— Begin —

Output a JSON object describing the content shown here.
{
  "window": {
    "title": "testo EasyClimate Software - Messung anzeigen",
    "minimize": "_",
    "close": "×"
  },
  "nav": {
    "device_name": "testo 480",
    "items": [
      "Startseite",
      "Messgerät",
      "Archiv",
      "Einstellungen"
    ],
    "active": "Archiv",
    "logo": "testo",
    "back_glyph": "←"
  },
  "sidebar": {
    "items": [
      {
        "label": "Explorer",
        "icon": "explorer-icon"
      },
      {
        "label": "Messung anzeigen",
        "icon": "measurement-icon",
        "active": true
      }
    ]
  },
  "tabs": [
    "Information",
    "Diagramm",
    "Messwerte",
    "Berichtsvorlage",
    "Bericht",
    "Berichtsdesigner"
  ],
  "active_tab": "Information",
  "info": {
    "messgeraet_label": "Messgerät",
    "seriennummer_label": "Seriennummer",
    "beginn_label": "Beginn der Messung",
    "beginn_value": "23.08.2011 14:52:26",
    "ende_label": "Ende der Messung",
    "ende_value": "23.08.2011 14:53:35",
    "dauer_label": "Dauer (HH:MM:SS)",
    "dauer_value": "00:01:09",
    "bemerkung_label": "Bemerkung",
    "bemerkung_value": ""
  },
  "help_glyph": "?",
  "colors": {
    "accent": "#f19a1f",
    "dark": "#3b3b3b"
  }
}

— End —

*Required work*.
Write out the material from the first line to the last, exactly.

*Output*.
Output a JSON object describing the content shown here.
{
  "window": {
    "title": "testo EasyClimate Software - Messung anzeigen",
    "minimize": "_",
    "close": "×"
  },
  "nav": {
    "device_name": "testo 480",
    "items": [
      "Startseite",
      "Messgerät",
      "Archiv",
      "Einstellungen"
    ],
    "active": "Archiv",
    "logo": "testo",
    "back_glyph": "←"
  },
  "sidebar": {
    "items": [
      {
        "label": "Explorer",
        "icon": "explorer-icon"
      },
      {
        "label": "Messung anzeigen",
        "icon": "measurement-icon",
        "active": true
      }
    ]
  },
  "tabs": [
    "Information",
    "Diagramm",
    "Messwerte",
    "Berichtsvorlage",
    "Bericht",
    "Berichtsdesigner"
  ],
  "active_tab": "Information",
  "info": {
    "messgeraet_label": "Messgerät",
    "seriennummer_label": "Seriennummer",
    "beginn_label": "Beginn der Messung",
    "beginn_value": "23.08.2011 14:52:26",
    "ende_label": "Ende der Messung",
    "ende_value": "23.08.2011 14:53:35",
    "dauer_label": "Dauer (HH:MM:SS)",
    "dauer_value": "00:01:09",
    "bemerkung_label": "Bemerkung",
    "bemerkung_value": ""
  },
  "help_glyph": "?",
  "colors": {
    "accent": "#f19a1f",
    "dark": "#3b3b3b"
  }
}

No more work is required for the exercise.